RECORDS PROVIDED:
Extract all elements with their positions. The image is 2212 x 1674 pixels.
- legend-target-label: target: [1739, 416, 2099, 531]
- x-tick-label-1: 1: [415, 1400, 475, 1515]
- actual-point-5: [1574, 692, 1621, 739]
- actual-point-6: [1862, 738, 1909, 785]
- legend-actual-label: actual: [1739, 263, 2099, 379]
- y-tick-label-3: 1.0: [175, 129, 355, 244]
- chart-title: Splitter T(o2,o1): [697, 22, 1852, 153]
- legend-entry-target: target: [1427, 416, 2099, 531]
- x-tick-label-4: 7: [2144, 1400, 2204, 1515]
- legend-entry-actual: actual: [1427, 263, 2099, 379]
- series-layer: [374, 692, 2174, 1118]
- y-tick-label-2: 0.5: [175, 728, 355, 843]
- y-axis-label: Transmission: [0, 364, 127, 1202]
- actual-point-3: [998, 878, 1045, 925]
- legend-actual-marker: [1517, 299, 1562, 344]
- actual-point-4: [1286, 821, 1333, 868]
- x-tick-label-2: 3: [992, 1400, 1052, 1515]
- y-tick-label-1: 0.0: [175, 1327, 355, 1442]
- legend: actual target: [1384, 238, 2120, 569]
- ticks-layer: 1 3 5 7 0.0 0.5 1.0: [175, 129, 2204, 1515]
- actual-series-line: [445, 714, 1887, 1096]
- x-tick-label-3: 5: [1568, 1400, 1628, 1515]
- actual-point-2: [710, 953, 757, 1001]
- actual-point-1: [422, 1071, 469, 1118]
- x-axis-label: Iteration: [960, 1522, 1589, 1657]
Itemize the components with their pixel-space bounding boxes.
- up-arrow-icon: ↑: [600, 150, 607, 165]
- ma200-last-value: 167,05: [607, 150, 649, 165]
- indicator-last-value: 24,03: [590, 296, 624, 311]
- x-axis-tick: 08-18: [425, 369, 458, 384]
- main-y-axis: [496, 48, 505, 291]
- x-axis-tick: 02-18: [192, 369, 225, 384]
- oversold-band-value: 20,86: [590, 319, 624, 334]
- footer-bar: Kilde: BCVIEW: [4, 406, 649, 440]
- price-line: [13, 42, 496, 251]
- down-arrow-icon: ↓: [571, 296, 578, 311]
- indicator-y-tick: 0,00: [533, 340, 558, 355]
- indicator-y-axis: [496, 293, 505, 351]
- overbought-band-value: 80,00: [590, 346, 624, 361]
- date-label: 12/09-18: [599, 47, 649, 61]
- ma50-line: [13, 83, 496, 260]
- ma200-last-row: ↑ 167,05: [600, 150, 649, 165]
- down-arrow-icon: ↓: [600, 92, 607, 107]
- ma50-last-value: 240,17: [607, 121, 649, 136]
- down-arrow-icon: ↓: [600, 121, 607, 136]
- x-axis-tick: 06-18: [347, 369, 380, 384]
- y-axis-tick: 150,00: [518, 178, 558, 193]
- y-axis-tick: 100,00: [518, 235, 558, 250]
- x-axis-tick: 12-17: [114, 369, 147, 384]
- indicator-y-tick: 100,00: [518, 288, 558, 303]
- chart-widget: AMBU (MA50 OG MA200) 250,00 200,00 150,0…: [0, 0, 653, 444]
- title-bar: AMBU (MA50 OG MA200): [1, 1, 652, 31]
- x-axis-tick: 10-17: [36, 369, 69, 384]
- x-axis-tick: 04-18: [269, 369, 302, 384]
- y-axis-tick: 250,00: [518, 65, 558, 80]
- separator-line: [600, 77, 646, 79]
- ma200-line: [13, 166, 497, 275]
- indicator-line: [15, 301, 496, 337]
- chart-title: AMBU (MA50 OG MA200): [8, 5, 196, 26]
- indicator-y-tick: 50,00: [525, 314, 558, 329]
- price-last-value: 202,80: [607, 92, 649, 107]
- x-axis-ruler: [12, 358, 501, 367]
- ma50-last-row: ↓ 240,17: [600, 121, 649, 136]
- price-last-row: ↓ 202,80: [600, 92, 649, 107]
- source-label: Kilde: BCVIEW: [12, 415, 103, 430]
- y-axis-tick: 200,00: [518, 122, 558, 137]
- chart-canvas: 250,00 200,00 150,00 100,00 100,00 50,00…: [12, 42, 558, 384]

INSTRUCTIONS TO FOLLOW: Copy every row above verbatim, keeping each line in its original order.

EXERCISE RESPONSE:
Extract all elements with their positions. The image is 2212 x 1674 pixels.
- legend-target-label: target: [1739, 416, 2099, 531]
- x-tick-label-1: 1: [415, 1400, 475, 1515]
- actual-point-5: [1574, 692, 1621, 739]
- actual-point-6: [1862, 738, 1909, 785]
- legend-actual-label: actual: [1739, 263, 2099, 379]
- y-tick-label-3: 1.0: [175, 129, 355, 244]
- chart-title: Splitter T(o2,o1): [697, 22, 1852, 153]
- legend-entry-target: target: [1427, 416, 2099, 531]
- x-tick-label-4: 7: [2144, 1400, 2204, 1515]
- legend-entry-actual: actual: [1427, 263, 2099, 379]
- series-layer: [374, 692, 2174, 1118]
- y-tick-label-2: 0.5: [175, 728, 355, 843]
- y-axis-label: Transmission: [0, 364, 127, 1202]
- actual-point-3: [998, 878, 1045, 925]
- legend-actual-marker: [1517, 299, 1562, 344]
- actual-point-4: [1286, 821, 1333, 868]
- x-tick-label-2: 3: [992, 1400, 1052, 1515]
- y-tick-label-1: 0.0: [175, 1327, 355, 1442]
- legend: actual target: [1384, 238, 2120, 569]
- ticks-layer: 1 3 5 7 0.0 0.5 1.0: [175, 129, 2204, 1515]
- actual-series-line: [445, 714, 1887, 1096]
- x-tick-label-3: 5: [1568, 1400, 1628, 1515]
- actual-point-2: [710, 953, 757, 1001]
- actual-point-1: [422, 1071, 469, 1118]
- x-axis-label: Iteration: [960, 1522, 1589, 1657]
Itemize the components with their pixel-space bounding boxes.
- up-arrow-icon: ↑: [600, 150, 607, 165]
- ma200-last-value: 167,05: [607, 150, 649, 165]
- indicator-last-value: 24,03: [590, 296, 624, 311]
- x-axis-tick: 08-18: [425, 369, 458, 384]
- main-y-axis: [496, 48, 505, 291]
- x-axis-tick: 02-18: [192, 369, 225, 384]
- oversold-band-value: 20,86: [590, 319, 624, 334]
- footer-bar: Kilde: BCVIEW: [4, 406, 649, 440]
- price-line: [13, 42, 496, 251]
- down-arrow-icon: ↓: [571, 296, 578, 311]
- indicator-y-tick: 0,00: [533, 340, 558, 355]
- indicator-y-axis: [496, 293, 505, 351]
- overbought-band-value: 80,00: [590, 346, 624, 361]
- date-label: 12/09-18: [599, 47, 649, 61]
- ma50-line: [13, 83, 496, 260]
- ma200-last-row: ↑ 167,05: [600, 150, 649, 165]
- down-arrow-icon: ↓: [600, 92, 607, 107]
- ma50-last-value: 240,17: [607, 121, 649, 136]
- down-arrow-icon: ↓: [600, 121, 607, 136]
- x-axis-tick: 06-18: [347, 369, 380, 384]
- y-axis-tick: 150,00: [518, 178, 558, 193]
- y-axis-tick: 100,00: [518, 235, 558, 250]
- x-axis-tick: 12-17: [114, 369, 147, 384]
- indicator-y-tick: 100,00: [518, 288, 558, 303]
- chart-widget: AMBU (MA50 OG MA200) 250,00 200,00 150,0…: [0, 0, 653, 444]
- title-bar: AMBU (MA50 OG MA200): [1, 1, 652, 31]
- x-axis-tick: 10-17: [36, 369, 69, 384]
- x-axis-tick: 04-18: [269, 369, 302, 384]
- y-axis-tick: 250,00: [518, 65, 558, 80]
- separator-line: [600, 77, 646, 79]
- ma200-line: [13, 166, 497, 275]
- indicator-line: [15, 301, 496, 337]
- chart-title: AMBU (MA50 OG MA200): [8, 5, 196, 26]
- indicator-y-tick: 50,00: [525, 314, 558, 329]
- price-last-value: 202,80: [607, 92, 649, 107]
- x-axis-ruler: [12, 358, 501, 367]
- ma50-last-row: ↓ 240,17: [600, 121, 649, 136]
- price-last-row: ↓ 202,80: [600, 92, 649, 107]
- source-label: Kilde: BCVIEW: [12, 415, 103, 430]
- y-axis-tick: 200,00: [518, 122, 558, 137]
- chart-canvas: 250,00 200,00 150,00 100,00 100,00 50,00…: [12, 42, 558, 384]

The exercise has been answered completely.